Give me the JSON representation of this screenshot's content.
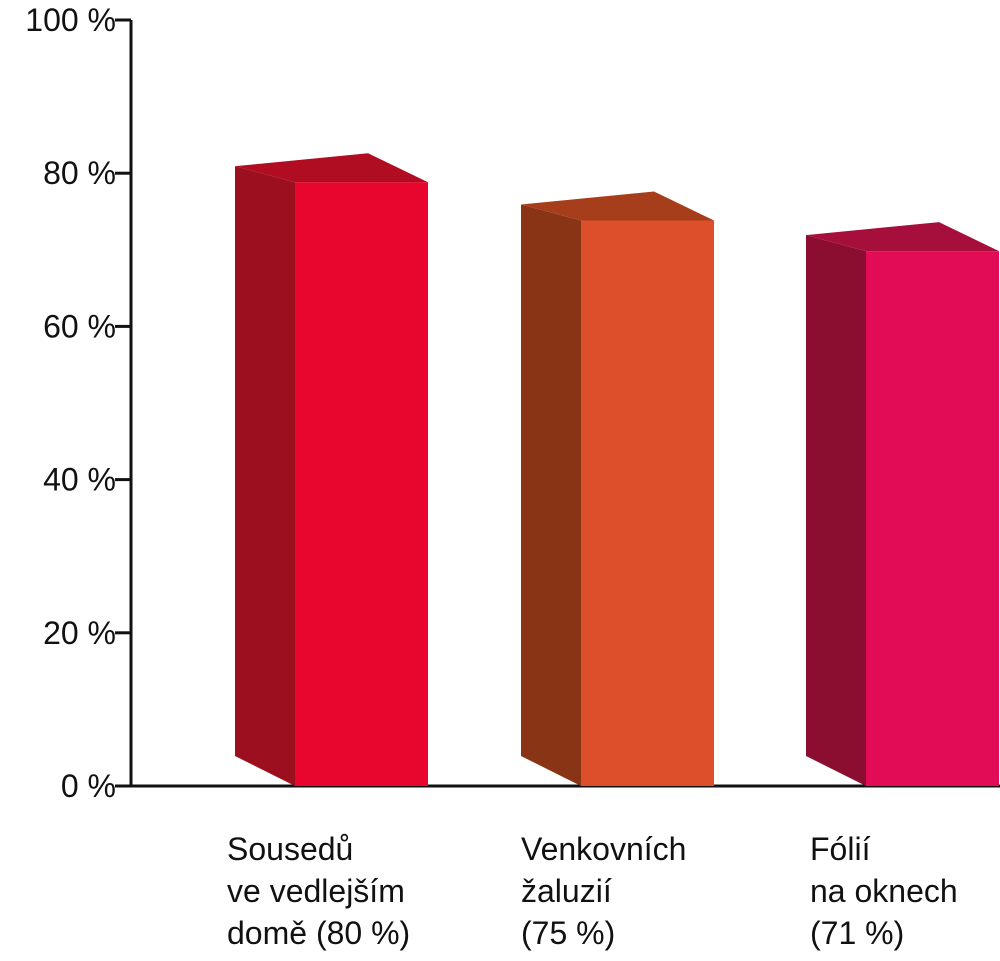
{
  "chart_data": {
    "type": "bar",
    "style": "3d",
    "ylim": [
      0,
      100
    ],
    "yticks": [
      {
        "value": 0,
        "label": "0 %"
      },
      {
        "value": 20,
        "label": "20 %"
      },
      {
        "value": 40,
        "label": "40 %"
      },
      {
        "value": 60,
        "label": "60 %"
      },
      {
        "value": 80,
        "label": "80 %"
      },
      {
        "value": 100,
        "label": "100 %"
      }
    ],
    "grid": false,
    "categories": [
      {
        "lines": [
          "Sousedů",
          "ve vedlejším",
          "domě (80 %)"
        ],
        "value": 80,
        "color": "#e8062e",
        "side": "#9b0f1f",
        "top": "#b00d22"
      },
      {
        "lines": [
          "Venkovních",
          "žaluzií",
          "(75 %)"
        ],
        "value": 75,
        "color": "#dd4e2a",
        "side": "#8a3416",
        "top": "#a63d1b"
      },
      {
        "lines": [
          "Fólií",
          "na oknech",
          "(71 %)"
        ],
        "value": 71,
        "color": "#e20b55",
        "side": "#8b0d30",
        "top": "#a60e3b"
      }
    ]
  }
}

================================

Aim of the task: Write out the listing above again, exactly, but with no pictures in the copy.

Response:
Give me the JSON representation of this screenshot's content.
{
  "chart_data": {
    "type": "bar",
    "style": "3d",
    "ylim": [
      0,
      100
    ],
    "yticks": [
      {
        "value": 0,
        "label": "0 %"
      },
      {
        "value": 20,
        "label": "20 %"
      },
      {
        "value": 40,
        "label": "40 %"
      },
      {
        "value": 60,
        "label": "60 %"
      },
      {
        "value": 80,
        "label": "80 %"
      },
      {
        "value": 100,
        "label": "100 %"
      }
    ],
    "grid": false,
    "categories": [
      {
        "lines": [
          "Sousedů",
          "ve vedlejším",
          "domě (80 %)"
        ],
        "value": 80,
        "color": "#e8062e",
        "side": "#9b0f1f",
        "top": "#b00d22"
      },
      {
        "lines": [
          "Venkovních",
          "žaluzií",
          "(75 %)"
        ],
        "value": 75,
        "color": "#dd4e2a",
        "side": "#8a3416",
        "top": "#a63d1b"
      },
      {
        "lines": [
          "Fólií",
          "na oknech",
          "(71 %)"
        ],
        "value": 71,
        "color": "#e20b55",
        "side": "#8b0d30",
        "top": "#a60e3b"
      }
    ]
  }
}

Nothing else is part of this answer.